──────── Records for this task ────────

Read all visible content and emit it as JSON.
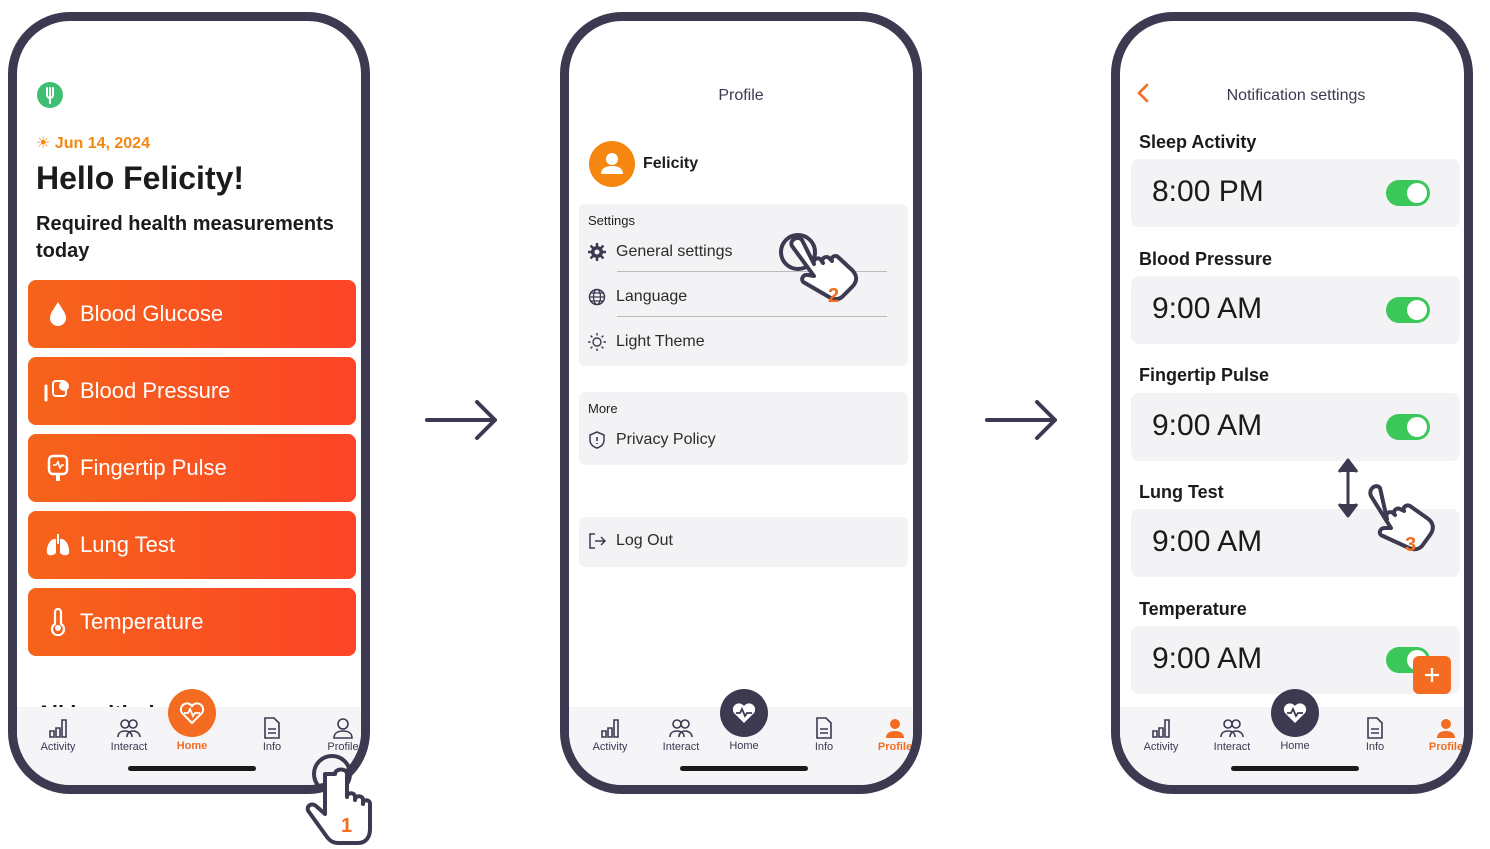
{
  "brand": {
    "accent": "#f36c21",
    "dark": "#3c3950",
    "green": "#3bc759"
  },
  "screen1": {
    "logo_icon": "leaf-fork-icon",
    "date": "Jun 14, 2024",
    "greeting": "Hello Felicity!",
    "subtitle": "Required health measurements today",
    "cards": [
      {
        "label": "Blood Glucose",
        "icon": "drop-icon"
      },
      {
        "label": "Blood Pressure",
        "icon": "blood-pressure-icon"
      },
      {
        "label": "Fingertip Pulse",
        "icon": "pulse-oximeter-icon"
      },
      {
        "label": "Lung Test",
        "icon": "lungs-icon"
      },
      {
        "label": "Temperature",
        "icon": "thermometer-icon"
      }
    ],
    "section_peek": "All health data",
    "step": "1"
  },
  "nav": {
    "activity": "Activity",
    "interact": "Interact",
    "home": "Home",
    "info": "Info",
    "profile": "Profile"
  },
  "screen2": {
    "title": "Profile",
    "user_name": "Felicity",
    "settings_title": "Settings",
    "general": "General settings",
    "language": "Language",
    "theme": "Light Theme",
    "more_title": "More",
    "privacy": "Privacy Policy",
    "logout": "Log Out",
    "step": "2"
  },
  "screen3": {
    "title": "Notification settings",
    "items": [
      {
        "label": "Sleep Activity",
        "time": "8:00 PM",
        "enabled": true
      },
      {
        "label": "Blood Pressure",
        "time": "9:00 AM",
        "enabled": true
      },
      {
        "label": "Fingertip Pulse",
        "time": "9:00 AM",
        "enabled": true
      },
      {
        "label": "Lung Test",
        "time": "9:00 AM"
      },
      {
        "label": "Temperature",
        "time": "9:00 AM",
        "enabled": true
      }
    ],
    "step": "3"
  }
}
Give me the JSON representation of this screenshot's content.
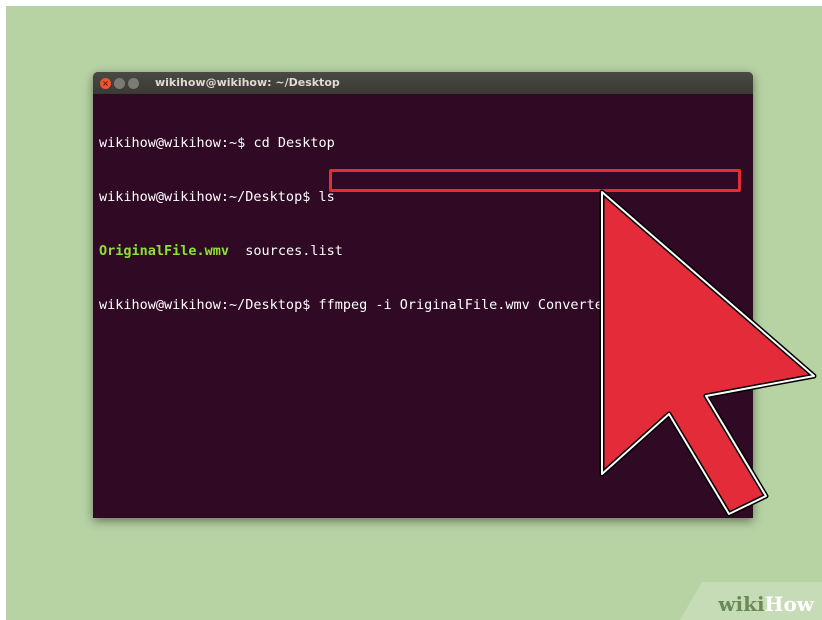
{
  "window": {
    "title": "wikihow@wikihow: ~/Desktop",
    "buttons": {
      "close": "×",
      "minimize": "",
      "maximize": ""
    }
  },
  "terminal": {
    "line1": {
      "prompt": "wikihow@wikihow:~$",
      "command": " cd Desktop"
    },
    "line2": {
      "prompt": "wikihow@wikihow:~/Desktop$",
      "command": " ls"
    },
    "line3": {
      "exe": "OriginalFile.wmv",
      "other": "  sources.list"
    },
    "line4": {
      "prompt": "wikihow@wikihow:~/Desktop$",
      "command": " ffmpeg -i OriginalFile.wmv ConvertedFile.avi"
    }
  },
  "watermark": {
    "wiki": "wiki",
    "how": "How"
  },
  "colors": {
    "background": "#b7d3a4",
    "terminal_bg": "#300a24",
    "highlight": "#e32b3a",
    "executable": "#8ae234"
  },
  "icons": [
    "close-icon",
    "minimize-icon",
    "maximize-icon",
    "cursor-arrow-icon"
  ]
}
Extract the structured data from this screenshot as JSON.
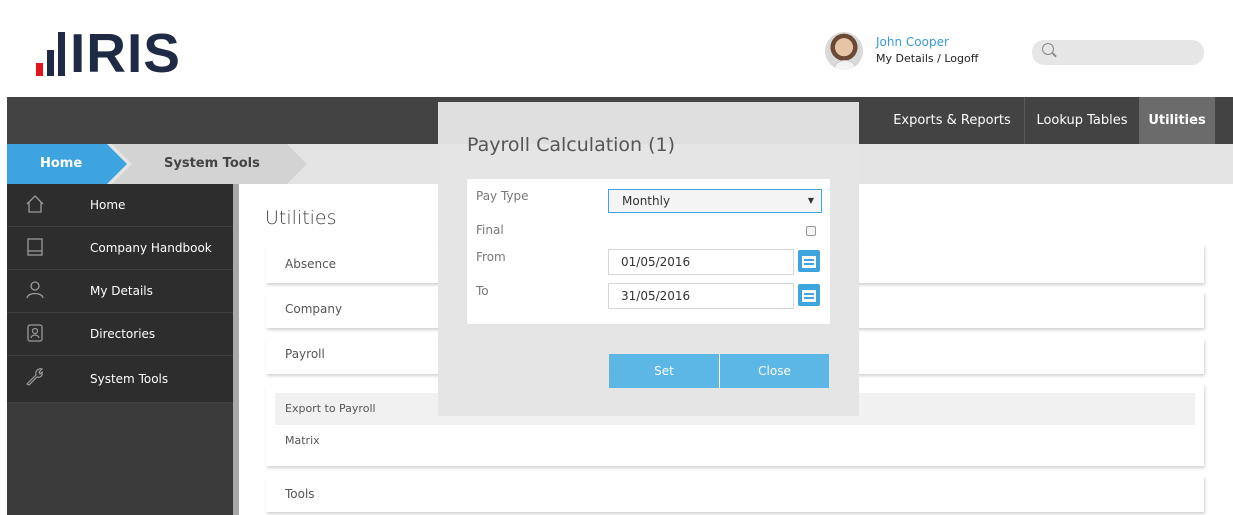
{
  "header": {
    "logo_text": "IRIS",
    "user_name": "John Cooper",
    "my_details": "My Details",
    "separator": "/",
    "logoff": "Logoff",
    "search_placeholder": ""
  },
  "navbar": {
    "items": [
      {
        "label": "Exports & Reports"
      },
      {
        "label": "Lookup Tables"
      },
      {
        "label": "Utilities"
      }
    ]
  },
  "breadcrumb": {
    "home": "Home",
    "current": "System Tools"
  },
  "sidebar": {
    "items": [
      {
        "label": "Home",
        "icon": "house-icon"
      },
      {
        "label": "Company Handbook",
        "icon": "book-icon"
      },
      {
        "label": "My Details",
        "icon": "person-icon"
      },
      {
        "label": "Directories",
        "icon": "contact-card-icon"
      },
      {
        "label": "System Tools",
        "icon": "wrench-icon"
      }
    ]
  },
  "main": {
    "title": "Utilities",
    "cards": [
      {
        "label": "Absence"
      },
      {
        "label": "Company"
      },
      {
        "label": "Payroll"
      },
      {
        "label": "Tools"
      }
    ],
    "payroll_submenu": [
      {
        "label": "Export to Payroll"
      },
      {
        "label": "Matrix"
      }
    ]
  },
  "modal": {
    "title": "Payroll Calculation (1)",
    "pay_type_label": "Pay Type",
    "pay_type_value": "Monthly",
    "final_label": "Final",
    "from_label": "From",
    "from_value": "01/05/2016",
    "to_label": "To",
    "to_value": "31/05/2016",
    "set_label": "Set",
    "close_label": "Close"
  },
  "colors": {
    "accent": "#3ea4e0",
    "nav_bg": "#434343",
    "sidebar_bg": "#2d2d2d",
    "logo_dark": "#1f2b44",
    "logo_red": "#e2141c"
  }
}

────────

Lines holding the word "content" should be counted across the entries; state only how many there are.

## Final answer
2